[Stored data entries]
⁂
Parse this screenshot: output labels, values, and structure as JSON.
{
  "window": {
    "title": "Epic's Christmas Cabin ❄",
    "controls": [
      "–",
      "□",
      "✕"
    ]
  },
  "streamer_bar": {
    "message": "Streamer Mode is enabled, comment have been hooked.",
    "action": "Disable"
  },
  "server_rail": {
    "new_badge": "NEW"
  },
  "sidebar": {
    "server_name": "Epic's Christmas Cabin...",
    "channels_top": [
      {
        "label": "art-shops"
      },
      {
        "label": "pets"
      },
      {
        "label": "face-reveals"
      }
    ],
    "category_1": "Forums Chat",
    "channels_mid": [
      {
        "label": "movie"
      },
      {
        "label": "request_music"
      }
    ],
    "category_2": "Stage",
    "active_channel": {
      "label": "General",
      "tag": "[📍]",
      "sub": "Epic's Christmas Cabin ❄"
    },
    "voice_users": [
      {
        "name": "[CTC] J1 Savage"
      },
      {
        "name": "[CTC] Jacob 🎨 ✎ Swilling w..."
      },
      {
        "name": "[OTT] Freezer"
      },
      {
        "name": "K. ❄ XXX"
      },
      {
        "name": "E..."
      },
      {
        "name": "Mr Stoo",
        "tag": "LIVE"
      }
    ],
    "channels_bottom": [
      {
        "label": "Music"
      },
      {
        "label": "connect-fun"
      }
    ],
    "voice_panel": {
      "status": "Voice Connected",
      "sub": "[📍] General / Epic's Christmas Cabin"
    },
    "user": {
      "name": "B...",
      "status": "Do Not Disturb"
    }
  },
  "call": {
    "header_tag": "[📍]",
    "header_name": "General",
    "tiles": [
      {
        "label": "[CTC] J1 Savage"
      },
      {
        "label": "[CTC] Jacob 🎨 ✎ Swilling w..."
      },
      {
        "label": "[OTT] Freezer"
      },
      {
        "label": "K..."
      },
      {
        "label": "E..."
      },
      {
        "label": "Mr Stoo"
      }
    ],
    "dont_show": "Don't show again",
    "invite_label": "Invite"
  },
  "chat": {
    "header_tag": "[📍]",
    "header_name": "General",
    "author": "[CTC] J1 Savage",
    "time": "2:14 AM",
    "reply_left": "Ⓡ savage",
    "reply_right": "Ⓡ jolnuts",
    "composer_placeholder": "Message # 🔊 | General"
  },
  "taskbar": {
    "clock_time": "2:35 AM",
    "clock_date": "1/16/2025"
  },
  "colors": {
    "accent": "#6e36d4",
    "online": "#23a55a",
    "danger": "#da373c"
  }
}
⁂
* What to do *
Retype all of the data shown above, word for word.

* Expected answer *
Parse this screenshot: output labels, values, and structure as JSON.
{
  "window": {
    "title": "Epic's Christmas Cabin ❄",
    "controls": [
      "–",
      "□",
      "✕"
    ]
  },
  "streamer_bar": {
    "message": "Streamer Mode is enabled, comment have been hooked.",
    "action": "Disable"
  },
  "server_rail": {
    "new_badge": "NEW"
  },
  "sidebar": {
    "server_name": "Epic's Christmas Cabin...",
    "channels_top": [
      {
        "label": "art-shops"
      },
      {
        "label": "pets"
      },
      {
        "label": "face-reveals"
      }
    ],
    "category_1": "Forums Chat",
    "channels_mid": [
      {
        "label": "movie"
      },
      {
        "label": "request_music"
      }
    ],
    "category_2": "Stage",
    "active_channel": {
      "label": "General",
      "tag": "[📍]",
      "sub": "Epic's Christmas Cabin ❄"
    },
    "voice_users": [
      {
        "name": "[CTC] J1 Savage"
      },
      {
        "name": "[CTC] Jacob 🎨 ✎ Swilling w..."
      },
      {
        "name": "[OTT] Freezer"
      },
      {
        "name": "K. ❄ XXX"
      },
      {
        "name": "E..."
      },
      {
        "name": "Mr Stoo",
        "tag": "LIVE"
      }
    ],
    "channels_bottom": [
      {
        "label": "Music"
      },
      {
        "label": "connect-fun"
      }
    ],
    "voice_panel": {
      "status": "Voice Connected",
      "sub": "[📍] General / Epic's Christmas Cabin"
    },
    "user": {
      "name": "B...",
      "status": "Do Not Disturb"
    }
  },
  "call": {
    "header_tag": "[📍]",
    "header_name": "General",
    "tiles": [
      {
        "label": "[CTC] J1 Savage"
      },
      {
        "label": "[CTC] Jacob 🎨 ✎ Swilling w..."
      },
      {
        "label": "[OTT] Freezer"
      },
      {
        "label": "K..."
      },
      {
        "label": "E..."
      },
      {
        "label": "Mr Stoo"
      }
    ],
    "dont_show": "Don't show again",
    "invite_label": "Invite"
  },
  "chat": {
    "header_tag": "[📍]",
    "header_name": "General",
    "author": "[CTC] J1 Savage",
    "time": "2:14 AM",
    "reply_left": "Ⓡ savage",
    "reply_right": "Ⓡ jolnuts",
    "composer_placeholder": "Message # 🔊 | General"
  },
  "taskbar": {
    "clock_time": "2:35 AM",
    "clock_date": "1/16/2025"
  },
  "colors": {
    "accent": "#6e36d4",
    "online": "#23a55a",
    "danger": "#da373c"
  }
}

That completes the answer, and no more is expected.